DESCRIPTION OF THE TASK: With the pictures omitted, write out the entries that follow exactly as they stand.

PROVIDED DATA:
------------------------------------------------------------
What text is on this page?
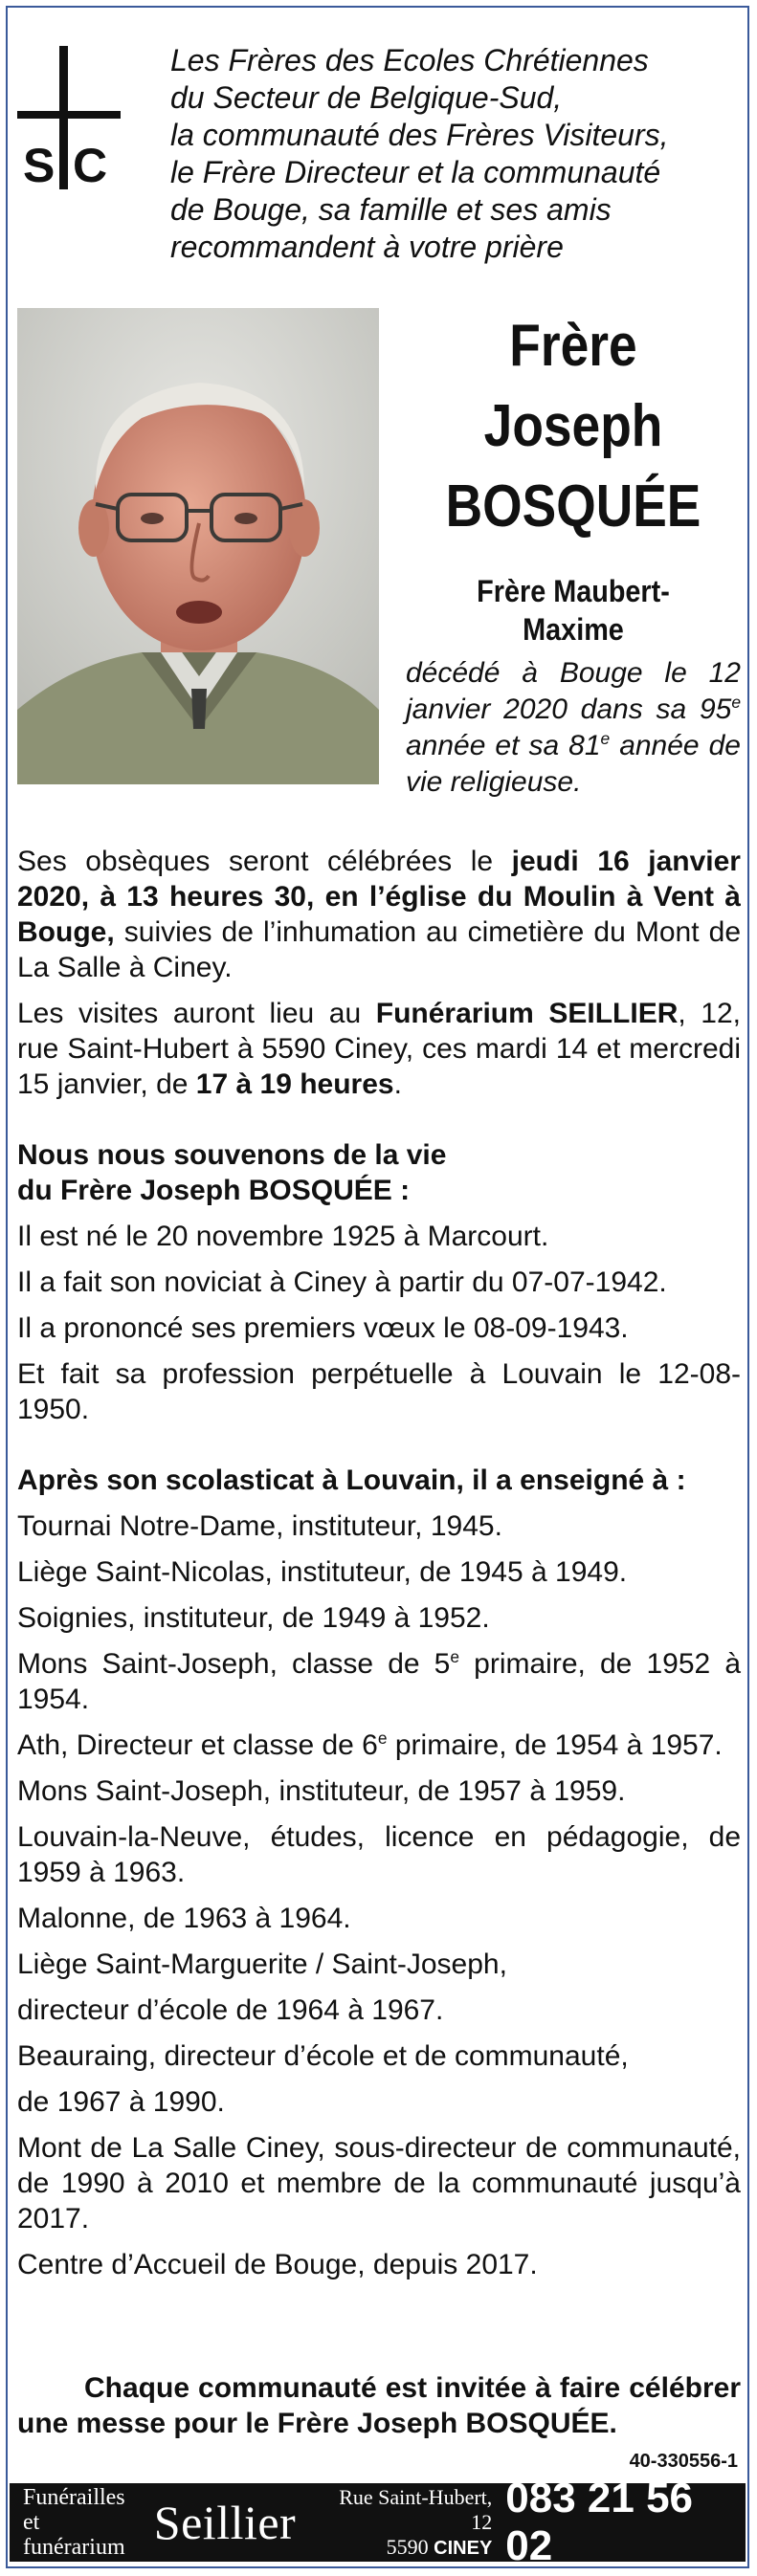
S C
Les Frères des Ecoles Chrétiennes
du Secteur de Belgique-Sud,
la communauté des Frères Visiteurs,
le Frère Directeur et la communauté
de Bouge, sa famille et ses amis
recommandent à votre prière
Frère
Joseph
BOSQUÉE
Frère Maubert-
Maxime
décédé à Bouge le 12 janvier 2020 dans sa 95e année et sa 81e année de vie religieuse.

Ses obsèques seront célébrées le jeudi 16 janvier 2020, à 13 heures 30, en l’église du Moulin à Vent à Bouge, suivies de l’inhumation au cimetière du Mont de La Salle à Ciney.

Les visites auront lieu au Funérarium SEILLIER, 12, rue Saint-Hubert à 5590 Ciney, ces mardi 14 et mercredi 15 janvier, de 17 à 19 heures.

Nous nous souvenons de la vie

du Frère Joseph BOSQUÉE :

Il est né le 20 novembre 1925 à Marcourt.

Il a fait son noviciat à Ciney à partir du 07-07-1942.

Il a prononcé ses premiers vœux le 08-09-1943.

Et fait sa profession perpétuelle à Louvain le 12-08-1950.

Après son scolasticat à Louvain, il a enseigné à :

Tournai Notre-Dame, instituteur, 1945.

Liège Saint-Nicolas, instituteur, de 1945 à 1949.

Soignies, instituteur, de 1949 à 1952.

Mons Saint-Joseph, classe de 5e primaire, de 1952 à 1954.

Ath, Directeur et classe de 6e primaire, de 1954 à 1957.

Mons Saint-Joseph, instituteur, de 1957 à 1959.

Louvain-la-Neuve, études, licence en pédagogie, de 1959 à 1963.

Malonne, de 1963 à 1964.

Liège Saint-Marguerite / Saint-Joseph,

directeur d’école de 1964 à 1967.

Beauraing, directeur d’école et de communauté,

de 1967 à 1990.

Mont de La Salle Ciney, sous-directeur de communauté, de 1990 à 2010 et membre de la communauté jusqu’à 2017.

Centre d’Accueil de Bouge, depuis 2017.

Chaque communauté est invitée à faire célébrer une messe pour le Frère Joseph BOSQUÉE.
40-330556-1
Funérailles
et funérarium Seillier	Rue Saint-Hubert, 12
5590 CINEY
083 21 56 02
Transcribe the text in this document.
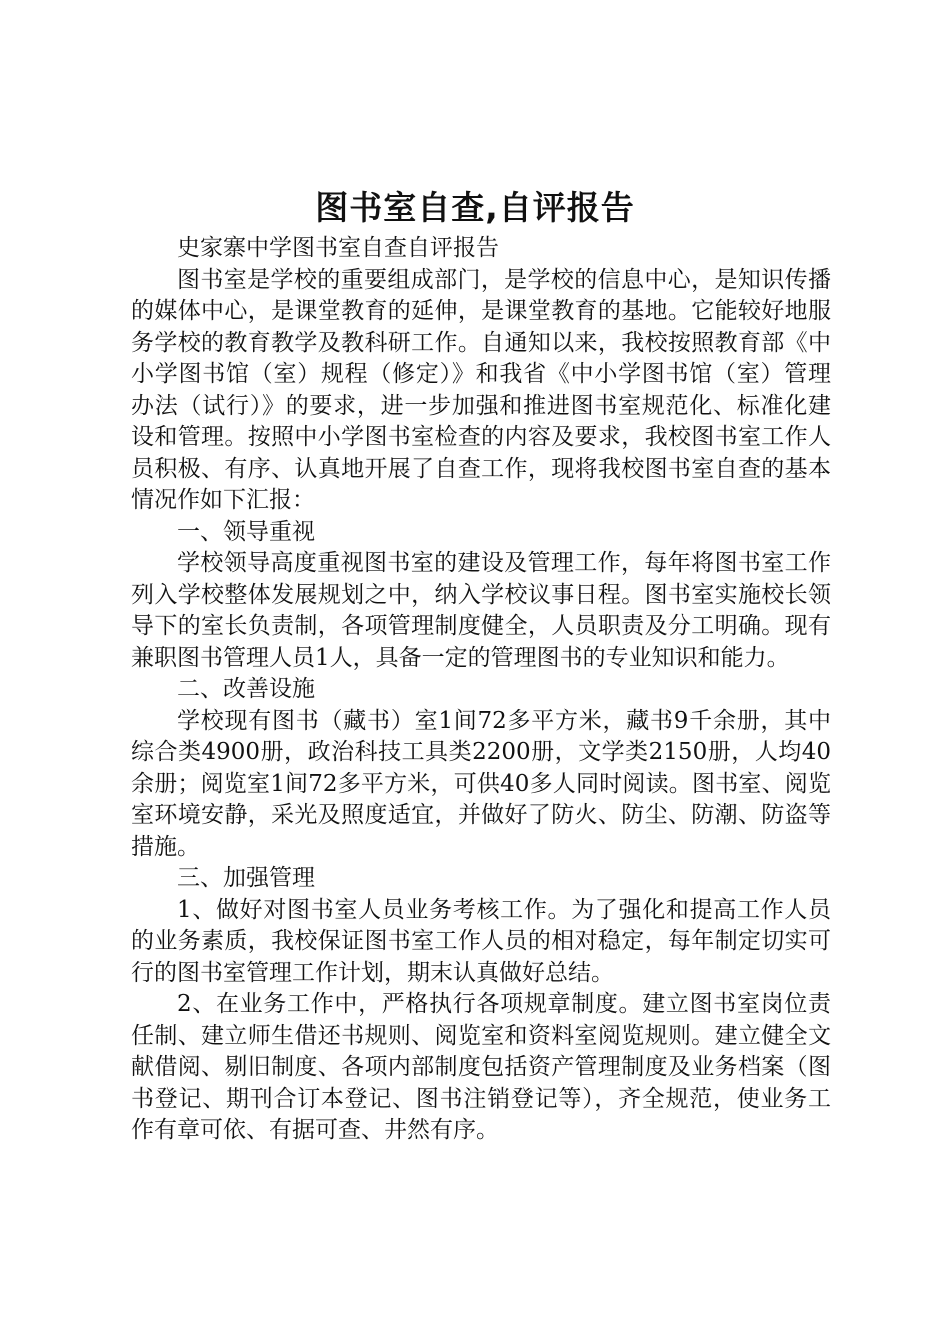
图书室自查,自评报告

史家寨中学图书室自查自评报告

图书室是学校的重要组成部门，是学校的信息中心，是知识传播的媒体中心，是课堂教育的延伸，是课堂教育的基地。它能较好地服务学校的教育教学及教科研工作。自通知以来，我校按照教育部《中小学图书馆（室）规程（修定）》和我省《中小学图书馆（室）管理办法（试行）》的要求，进一步加强和推进图书室规范化、标准化建设和管理。按照中小学图书室检查的内容及要求，我校图书室工作人员积极、有序、认真地开展了自查工作，现将我校图书室自查的基本情况作如下汇报：

一、领导重视

学校领导高度重视图书室的建设及管理工作，每年将图书室工作列入学校整体发展规划之中，纳入学校议事日程。图书室实施校长领导下的室长负责制，各项管理制度健全，人员职责及分工明确。现有兼职图书管理人员1人，具备一定的管理图书的专业知识和能力。

二、改善设施

学校现有图书（藏书）室1间72多平方米，藏书9千余册，其中综合类4900册，政治科技工具类2200册，文学类2150册，人均40余册；阅览室1间72多平方米，可供40多人同时阅读。图书室、阅览室环境安静，采光及照度适宜，并做好了防火、防尘、防潮、防盗等措施。

三、加强管理

1、做好对图书室人员业务考核工作。为了强化和提高工作人员的业务素质，我校保证图书室工作人员的相对稳定，每年制定切实可行的图书室管理工作计划，期末认真做好总结。

2、在业务工作中，严格执行各项规章制度。建立图书室岗位责任制、建立师生借还书规则、阅览室和资料室阅览规则。建立健全文献借阅、剔旧制度、各项内部制度包括资产管理制度及业务档案（图书登记、期刊合订本登记、图书注销登记等），齐全规范，使业务工作有章可依、有据可查、井然有序。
------------------------------------------------------------
OUTPUT FOR THIS EXERCISE:
What text is on this page?
S C
Les Frères des Ecoles Chrétiennes
du Secteur de Belgique-Sud,
la communauté des Frères Visiteurs,
le Frère Directeur et la communauté
de Bouge, sa famille et ses amis
recommandent à votre prière
Frère
Joseph
BOSQUÉE
Frère Maubert-
Maxime
décédé à Bouge le 12 janvier 2020 dans sa 95e année et sa 81e année de vie religieuse.

Ses obsèques seront célébrées le jeudi 16 janvier 2020, à 13 heures 30, en l’église du Moulin à Vent à Bouge, suivies de l’inhumation au cimetière du Mont de La Salle à Ciney.

Les visites auront lieu au Funérarium SEILLIER, 12, rue Saint-Hubert à 5590 Ciney, ces mardi 14 et mercredi 15 janvier, de 17 à 19 heures.

Nous nous souvenons de la vie

du Frère Joseph BOSQUÉE :

Il est né le 20 novembre 1925 à Marcourt.

Il a fait son noviciat à Ciney à partir du 07-07-1942.

Il a prononcé ses premiers vœux le 08-09-1943.

Et fait sa profession perpétuelle à Louvain le 12-08-1950.

Après son scolasticat à Louvain, il a enseigné à :

Tournai Notre-Dame, instituteur, 1945.

Liège Saint-Nicolas, instituteur, de 1945 à 1949.

Soignies, instituteur, de 1949 à 1952.

Mons Saint-Joseph, classe de 5e primaire, de 1952 à 1954.

Ath, Directeur et classe de 6e primaire, de 1954 à 1957.

Mons Saint-Joseph, instituteur, de 1957 à 1959.

Louvain-la-Neuve, études, licence en pédagogie, de 1959 à 1963.

Malonne, de 1963 à 1964.

Liège Saint-Marguerite / Saint-Joseph,

directeur d’école de 1964 à 1967.

Beauraing, directeur d’école et de communauté,

de 1967 à 1990.

Mont de La Salle Ciney, sous-directeur de communauté, de 1990 à 2010 et membre de la communauté jusqu’à 2017.

Centre d’Accueil de Bouge, depuis 2017.

Chaque communauté est invitée à faire célébrer une messe pour le Frère Joseph BOSQUÉE.
40-330556-1
Funérailles
et funérarium Seillier	Rue Saint-Hubert, 12
5590 CINEY
083 21 56 02
Transcribe the text in this document.
图书室自查,自评报告

史家寨中学图书室自查自评报告

图书室是学校的重要组成部门，是学校的信息中心，是知识传播的媒体中心，是课堂教育的延伸，是课堂教育的基地。它能较好地服务学校的教育教学及教科研工作。自通知以来，我校按照教育部《中小学图书馆（室）规程（修定）》和我省《中小学图书馆（室）管理办法（试行）》的要求，进一步加强和推进图书室规范化、标准化建设和管理。按照中小学图书室检查的内容及要求，我校图书室工作人员积极、有序、认真地开展了自查工作，现将我校图书室自查的基本情况作如下汇报：

一、领导重视

学校领导高度重视图书室的建设及管理工作，每年将图书室工作列入学校整体发展规划之中，纳入学校议事日程。图书室实施校长领导下的室长负责制，各项管理制度健全，人员职责及分工明确。现有兼职图书管理人员1人，具备一定的管理图书的专业知识和能力。

二、改善设施

学校现有图书（藏书）室1间72多平方米，藏书9千余册，其中综合类4900册，政治科技工具类2200册，文学类2150册，人均40余册；阅览室1间72多平方米，可供40多人同时阅读。图书室、阅览室环境安静，采光及照度适宜，并做好了防火、防尘、防潮、防盗等措施。

三、加强管理

1、做好对图书室人员业务考核工作。为了强化和提高工作人员的业务素质，我校保证图书室工作人员的相对稳定，每年制定切实可行的图书室管理工作计划，期末认真做好总结。

2、在业务工作中，严格执行各项规章制度。建立图书室岗位责任制、建立师生借还书规则、阅览室和资料室阅览规则。建立健全文献借阅、剔旧制度、各项内部制度包括资产管理制度及业务档案（图书登记、期刊合订本登记、图书注销登记等），齐全规范，使业务工作有章可依、有据可查、井然有序。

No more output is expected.